Start of Input records

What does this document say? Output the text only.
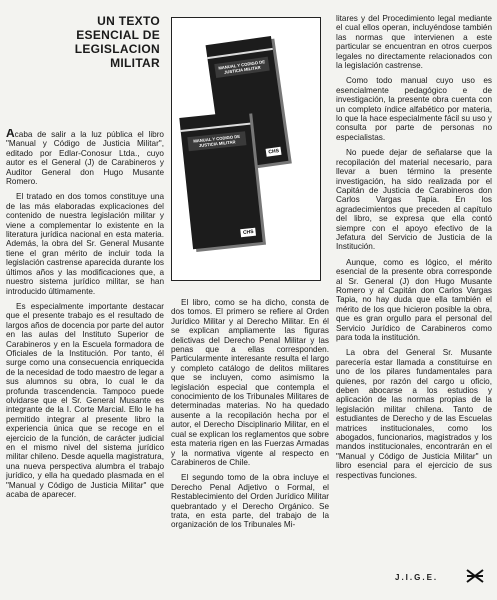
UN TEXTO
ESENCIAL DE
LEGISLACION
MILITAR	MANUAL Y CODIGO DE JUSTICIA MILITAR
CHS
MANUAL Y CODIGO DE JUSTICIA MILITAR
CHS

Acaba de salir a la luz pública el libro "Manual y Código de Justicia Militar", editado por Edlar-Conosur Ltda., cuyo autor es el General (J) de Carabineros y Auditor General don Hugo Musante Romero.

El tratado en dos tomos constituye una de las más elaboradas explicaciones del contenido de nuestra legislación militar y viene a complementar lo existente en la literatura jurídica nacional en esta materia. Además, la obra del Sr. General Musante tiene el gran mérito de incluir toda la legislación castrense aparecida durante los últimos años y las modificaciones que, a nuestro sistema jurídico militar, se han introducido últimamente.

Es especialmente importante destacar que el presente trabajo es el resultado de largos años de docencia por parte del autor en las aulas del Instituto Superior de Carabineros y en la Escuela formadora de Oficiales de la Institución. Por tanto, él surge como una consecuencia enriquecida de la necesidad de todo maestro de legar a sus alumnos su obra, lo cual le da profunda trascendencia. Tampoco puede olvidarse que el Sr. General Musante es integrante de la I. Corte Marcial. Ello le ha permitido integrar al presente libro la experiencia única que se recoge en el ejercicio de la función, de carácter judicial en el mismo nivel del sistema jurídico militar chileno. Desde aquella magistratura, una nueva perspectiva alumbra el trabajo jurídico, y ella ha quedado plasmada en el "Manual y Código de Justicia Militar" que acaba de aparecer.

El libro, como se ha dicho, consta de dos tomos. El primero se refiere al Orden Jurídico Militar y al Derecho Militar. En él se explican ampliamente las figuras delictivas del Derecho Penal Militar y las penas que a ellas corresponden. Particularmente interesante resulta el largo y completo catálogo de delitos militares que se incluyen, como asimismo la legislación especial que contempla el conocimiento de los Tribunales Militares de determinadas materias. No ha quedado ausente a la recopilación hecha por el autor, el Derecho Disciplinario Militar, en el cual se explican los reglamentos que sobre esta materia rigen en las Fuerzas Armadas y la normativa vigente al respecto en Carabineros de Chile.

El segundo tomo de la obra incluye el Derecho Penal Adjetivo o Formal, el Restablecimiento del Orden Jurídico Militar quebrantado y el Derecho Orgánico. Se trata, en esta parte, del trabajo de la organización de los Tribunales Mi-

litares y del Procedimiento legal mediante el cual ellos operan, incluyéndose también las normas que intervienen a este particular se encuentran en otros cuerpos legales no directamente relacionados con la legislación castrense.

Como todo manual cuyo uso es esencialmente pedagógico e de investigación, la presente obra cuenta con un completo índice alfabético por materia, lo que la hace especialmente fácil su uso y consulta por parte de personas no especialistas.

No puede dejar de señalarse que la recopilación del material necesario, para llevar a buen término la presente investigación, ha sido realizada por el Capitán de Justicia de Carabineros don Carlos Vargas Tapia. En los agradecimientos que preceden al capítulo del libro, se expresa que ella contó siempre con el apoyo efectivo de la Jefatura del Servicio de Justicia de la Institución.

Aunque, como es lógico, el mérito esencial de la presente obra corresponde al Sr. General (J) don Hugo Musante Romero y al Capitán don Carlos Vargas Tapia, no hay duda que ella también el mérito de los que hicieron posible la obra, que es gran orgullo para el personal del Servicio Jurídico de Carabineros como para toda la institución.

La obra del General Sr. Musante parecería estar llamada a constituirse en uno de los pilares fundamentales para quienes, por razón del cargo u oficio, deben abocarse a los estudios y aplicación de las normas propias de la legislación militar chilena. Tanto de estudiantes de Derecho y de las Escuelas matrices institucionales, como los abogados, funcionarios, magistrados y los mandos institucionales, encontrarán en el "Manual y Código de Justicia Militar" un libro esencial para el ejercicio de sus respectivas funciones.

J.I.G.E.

End of Input records

■ Set problem
Go through the entries above and output them exactly, without pictures.

■ The result
What does this document say? Output the text only.
UN TEXTO
ESENCIAL DE
LEGISLACION
MILITAR	MANUAL Y CODIGO DE JUSTICIA MILITAR
CHS
MANUAL Y CODIGO DE JUSTICIA MILITAR
CHS

Acaba de salir a la luz pública el libro "Manual y Código de Justicia Militar", editado por Edlar-Conosur Ltda., cuyo autor es el General (J) de Carabineros y Auditor General don Hugo Musante Romero.

El tratado en dos tomos constituye una de las más elaboradas explicaciones del contenido de nuestra legislación militar y viene a complementar lo existente en la literatura jurídica nacional en esta materia. Además, la obra del Sr. General Musante tiene el gran mérito de incluir toda la legislación castrense aparecida durante los últimos años y las modificaciones que, a nuestro sistema jurídico militar, se han introducido últimamente.

Es especialmente importante destacar que el presente trabajo es el resultado de largos años de docencia por parte del autor en las aulas del Instituto Superior de Carabineros y en la Escuela formadora de Oficiales de la Institución. Por tanto, él surge como una consecuencia enriquecida de la necesidad de todo maestro de legar a sus alumnos su obra, lo cual le da profunda trascendencia. Tampoco puede olvidarse que el Sr. General Musante es integrante de la I. Corte Marcial. Ello le ha permitido integrar al presente libro la experiencia única que se recoge en el ejercicio de la función, de carácter judicial en el mismo nivel del sistema jurídico militar chileno. Desde aquella magistratura, una nueva perspectiva alumbra el trabajo jurídico, y ella ha quedado plasmada en el "Manual y Código de Justicia Militar" que acaba de aparecer.

El libro, como se ha dicho, consta de dos tomos. El primero se refiere al Orden Jurídico Militar y al Derecho Militar. En él se explican ampliamente las figuras delictivas del Derecho Penal Militar y las penas que a ellas corresponden. Particularmente interesante resulta el largo y completo catálogo de delitos militares que se incluyen, como asimismo la legislación especial que contempla el conocimiento de los Tribunales Militares de determinadas materias. No ha quedado ausente a la recopilación hecha por el autor, el Derecho Disciplinario Militar, en el cual se explican los reglamentos que sobre esta materia rigen en las Fuerzas Armadas y la normativa vigente al respecto en Carabineros de Chile.

El segundo tomo de la obra incluye el Derecho Penal Adjetivo o Formal, el Restablecimiento del Orden Jurídico Militar quebrantado y el Derecho Orgánico. Se trata, en esta parte, del trabajo de la organización de los Tribunales Mi-

litares y del Procedimiento legal mediante el cual ellos operan, incluyéndose también las normas que intervienen a este particular se encuentran en otros cuerpos legales no directamente relacionados con la legislación castrense.

Como todo manual cuyo uso es esencialmente pedagógico e de investigación, la presente obra cuenta con un completo índice alfabético por materia, lo que la hace especialmente fácil su uso y consulta por parte de personas no especialistas.

No puede dejar de señalarse que la recopilación del material necesario, para llevar a buen término la presente investigación, ha sido realizada por el Capitán de Justicia de Carabineros don Carlos Vargas Tapia. En los agradecimientos que preceden al capítulo del libro, se expresa que ella contó siempre con el apoyo efectivo de la Jefatura del Servicio de Justicia de la Institución.

Aunque, como es lógico, el mérito esencial de la presente obra corresponde al Sr. General (J) don Hugo Musante Romero y al Capitán don Carlos Vargas Tapia, no hay duda que ella también el mérito de los que hicieron posible la obra, que es gran orgullo para el personal del Servicio Jurídico de Carabineros como para toda la institución.

La obra del General Sr. Musante parecería estar llamada a constituirse en uno de los pilares fundamentales para quienes, por razón del cargo u oficio, deben abocarse a los estudios y aplicación de las normas propias de la legislación militar chilena. Tanto de estudiantes de Derecho y de las Escuelas matrices institucionales, como los abogados, funcionarios, magistrados y los mandos institucionales, encontrarán en el "Manual y Código de Justicia Militar" un libro esencial para el ejercicio de sus respectivas funciones.

J.I.G.E.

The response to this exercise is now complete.